» RECORDS FOR THE TASK
[Begin]

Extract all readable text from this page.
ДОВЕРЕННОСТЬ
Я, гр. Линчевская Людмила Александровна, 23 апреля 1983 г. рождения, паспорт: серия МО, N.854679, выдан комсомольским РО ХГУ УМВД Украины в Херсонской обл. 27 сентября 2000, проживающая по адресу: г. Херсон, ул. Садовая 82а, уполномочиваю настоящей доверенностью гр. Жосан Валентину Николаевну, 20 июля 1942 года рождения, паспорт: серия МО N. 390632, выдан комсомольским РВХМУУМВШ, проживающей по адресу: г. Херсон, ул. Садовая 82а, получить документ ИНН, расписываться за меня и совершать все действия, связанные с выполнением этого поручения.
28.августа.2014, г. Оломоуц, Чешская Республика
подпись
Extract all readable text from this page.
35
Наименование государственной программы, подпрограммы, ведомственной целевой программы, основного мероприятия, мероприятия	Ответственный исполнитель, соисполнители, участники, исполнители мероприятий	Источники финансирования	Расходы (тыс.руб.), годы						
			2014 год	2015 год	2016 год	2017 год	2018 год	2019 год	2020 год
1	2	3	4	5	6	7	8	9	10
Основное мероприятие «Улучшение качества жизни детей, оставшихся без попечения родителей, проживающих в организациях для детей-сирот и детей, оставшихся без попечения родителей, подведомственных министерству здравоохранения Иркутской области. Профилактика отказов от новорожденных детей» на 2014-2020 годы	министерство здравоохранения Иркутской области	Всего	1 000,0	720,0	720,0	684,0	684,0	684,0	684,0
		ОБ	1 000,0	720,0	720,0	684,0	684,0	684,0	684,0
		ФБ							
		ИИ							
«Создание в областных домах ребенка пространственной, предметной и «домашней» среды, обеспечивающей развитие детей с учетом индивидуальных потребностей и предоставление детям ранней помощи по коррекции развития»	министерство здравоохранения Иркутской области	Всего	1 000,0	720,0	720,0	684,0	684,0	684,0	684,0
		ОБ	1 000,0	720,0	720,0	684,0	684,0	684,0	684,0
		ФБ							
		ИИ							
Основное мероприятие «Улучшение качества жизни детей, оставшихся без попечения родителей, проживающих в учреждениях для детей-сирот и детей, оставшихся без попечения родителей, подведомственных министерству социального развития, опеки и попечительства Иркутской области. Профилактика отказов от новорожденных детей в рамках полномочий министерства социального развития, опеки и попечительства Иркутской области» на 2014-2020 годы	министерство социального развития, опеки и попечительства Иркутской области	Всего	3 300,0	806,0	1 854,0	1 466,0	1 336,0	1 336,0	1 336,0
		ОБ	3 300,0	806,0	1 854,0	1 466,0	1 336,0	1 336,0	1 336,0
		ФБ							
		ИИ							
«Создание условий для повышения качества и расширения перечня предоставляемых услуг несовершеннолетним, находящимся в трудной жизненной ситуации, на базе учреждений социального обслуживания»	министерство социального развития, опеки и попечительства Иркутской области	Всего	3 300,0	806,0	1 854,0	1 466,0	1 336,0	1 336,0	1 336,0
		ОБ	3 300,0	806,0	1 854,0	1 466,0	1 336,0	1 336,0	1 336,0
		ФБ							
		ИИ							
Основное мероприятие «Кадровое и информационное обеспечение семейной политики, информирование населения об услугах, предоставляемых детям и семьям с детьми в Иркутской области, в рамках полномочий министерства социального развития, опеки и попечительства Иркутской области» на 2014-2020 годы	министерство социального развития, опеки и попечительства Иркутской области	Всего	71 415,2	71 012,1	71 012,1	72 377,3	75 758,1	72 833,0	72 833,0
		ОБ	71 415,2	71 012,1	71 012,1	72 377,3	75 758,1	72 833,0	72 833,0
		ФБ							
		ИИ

[End]

» WORK REQUIRED
Return all of the data exactly as it reads.

» ANSWER
Extract all readable text from this page.
ДОВЕРЕННОСТЬ
Я, гр. Линчевская Людмила Александровна, 23 апреля 1983 г. рождения, паспорт: серия МО, N.854679, выдан комсомольским РО ХГУ УМВД Украины в Херсонской обл. 27 сентября 2000, проживающая по адресу: г. Херсон, ул. Садовая 82а, уполномочиваю настоящей доверенностью гр. Жосан Валентину Николаевну, 20 июля 1942 года рождения, паспорт: серия МО N. 390632, выдан комсомольским РВХМУУМВШ, проживающей по адресу: г. Херсон, ул. Садовая 82а, получить документ ИНН, расписываться за меня и совершать все действия, связанные с выполнением этого поручения.
28.августа.2014, г. Оломоуц, Чешская Республика
подпись
Extract all readable text from this page.
35
Наименование государственной программы, подпрограммы, ведомственной целевой программы, основного мероприятия, мероприятия	Ответственный исполнитель, соисполнители, участники, исполнители мероприятий	Источники финансирования	Расходы (тыс.руб.), годы						
			2014 год	2015 год	2016 год	2017 год	2018 год	2019 год	2020 год
1	2	3	4	5	6	7	8	9	10
Основное мероприятие «Улучшение качества жизни детей, оставшихся без попечения родителей, проживающих в организациях для детей-сирот и детей, оставшихся без попечения родителей, подведомственных министерству здравоохранения Иркутской области. Профилактика отказов от новорожденных детей» на 2014-2020 годы	министерство здравоохранения Иркутской области	Всего	1 000,0	720,0	720,0	684,0	684,0	684,0	684,0
		ОБ	1 000,0	720,0	720,0	684,0	684,0	684,0	684,0
		ФБ							
		ИИ							
«Создание в областных домах ребенка пространственной, предметной и «домашней» среды, обеспечивающей развитие детей с учетом индивидуальных потребностей и предоставление детям ранней помощи по коррекции развития»	министерство здравоохранения Иркутской области	Всего	1 000,0	720,0	720,0	684,0	684,0	684,0	684,0
		ОБ	1 000,0	720,0	720,0	684,0	684,0	684,0	684,0
		ФБ							
		ИИ							
Основное мероприятие «Улучшение качества жизни детей, оставшихся без попечения родителей, проживающих в учреждениях для детей-сирот и детей, оставшихся без попечения родителей, подведомственных министерству социального развития, опеки и попечительства Иркутской области. Профилактика отказов от новорожденных детей в рамках полномочий министерства социального развития, опеки и попечительства Иркутской области» на 2014-2020 годы	министерство социального развития, опеки и попечительства Иркутской области	Всего	3 300,0	806,0	1 854,0	1 466,0	1 336,0	1 336,0	1 336,0
		ОБ	3 300,0	806,0	1 854,0	1 466,0	1 336,0	1 336,0	1 336,0
		ФБ							
		ИИ							
«Создание условий для повышения качества и расширения перечня предоставляемых услуг несовершеннолетним, находящимся в трудной жизненной ситуации, на базе учреждений социального обслуживания»	министерство социального развития, опеки и попечительства Иркутской области	Всего	3 300,0	806,0	1 854,0	1 466,0	1 336,0	1 336,0	1 336,0
		ОБ	3 300,0	806,0	1 854,0	1 466,0	1 336,0	1 336,0	1 336,0
		ФБ							
		ИИ							
Основное мероприятие «Кадровое и информационное обеспечение семейной политики, информирование населения об услугах, предоставляемых детям и семьям с детьми в Иркутской области, в рамках полномочий министерства социального развития, опеки и попечительства Иркутской области» на 2014-2020 годы	министерство социального развития, опеки и попечительства Иркутской области	Всего	71 415,2	71 012,1	71 012,1	72 377,3	75 758,1	72 833,0	72 833,0
		ОБ	71 415,2	71 012,1	71 012,1	72 377,3	75 758,1	72 833,0	72 833,0
		ФБ							
		ИИ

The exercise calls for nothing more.